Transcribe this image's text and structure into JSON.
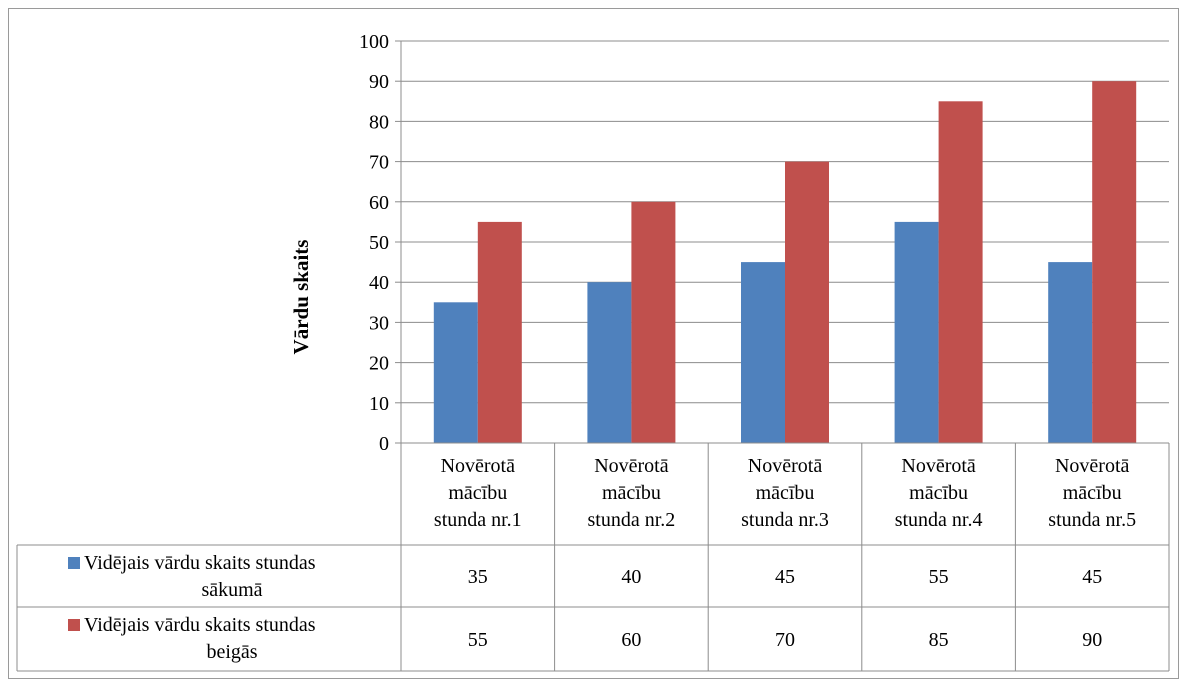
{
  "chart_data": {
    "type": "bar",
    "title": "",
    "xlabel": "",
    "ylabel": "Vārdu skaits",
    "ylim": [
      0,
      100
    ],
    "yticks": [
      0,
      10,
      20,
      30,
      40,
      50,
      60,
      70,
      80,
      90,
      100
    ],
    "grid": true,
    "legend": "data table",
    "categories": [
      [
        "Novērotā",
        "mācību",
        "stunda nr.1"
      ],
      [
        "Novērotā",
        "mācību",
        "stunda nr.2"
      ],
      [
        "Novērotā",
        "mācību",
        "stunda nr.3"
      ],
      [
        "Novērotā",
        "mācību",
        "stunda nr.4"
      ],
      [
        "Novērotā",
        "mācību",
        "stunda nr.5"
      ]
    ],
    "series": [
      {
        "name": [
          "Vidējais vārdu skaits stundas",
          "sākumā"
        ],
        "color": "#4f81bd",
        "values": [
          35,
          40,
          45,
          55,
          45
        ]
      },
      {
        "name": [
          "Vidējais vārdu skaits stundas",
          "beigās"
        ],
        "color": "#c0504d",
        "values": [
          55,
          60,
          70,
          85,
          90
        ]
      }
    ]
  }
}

◆ Written request
All of the material above is to be copied exactly, except for its images.

◆ Worked solution
Transcribe this image's text and structure into JSON.
{
  "chart_data": {
    "type": "bar",
    "title": "",
    "xlabel": "",
    "ylabel": "Vārdu skaits",
    "ylim": [
      0,
      100
    ],
    "yticks": [
      0,
      10,
      20,
      30,
      40,
      50,
      60,
      70,
      80,
      90,
      100
    ],
    "grid": true,
    "legend": "data table",
    "categories": [
      [
        "Novērotā",
        "mācību",
        "stunda nr.1"
      ],
      [
        "Novērotā",
        "mācību",
        "stunda nr.2"
      ],
      [
        "Novērotā",
        "mācību",
        "stunda nr.3"
      ],
      [
        "Novērotā",
        "mācību",
        "stunda nr.4"
      ],
      [
        "Novērotā",
        "mācību",
        "stunda nr.5"
      ]
    ],
    "series": [
      {
        "name": [
          "Vidējais vārdu skaits stundas",
          "sākumā"
        ],
        "color": "#4f81bd",
        "values": [
          35,
          40,
          45,
          55,
          45
        ]
      },
      {
        "name": [
          "Vidējais vārdu skaits stundas",
          "beigās"
        ],
        "color": "#c0504d",
        "values": [
          55,
          60,
          70,
          85,
          90
        ]
      }
    ]
  }
}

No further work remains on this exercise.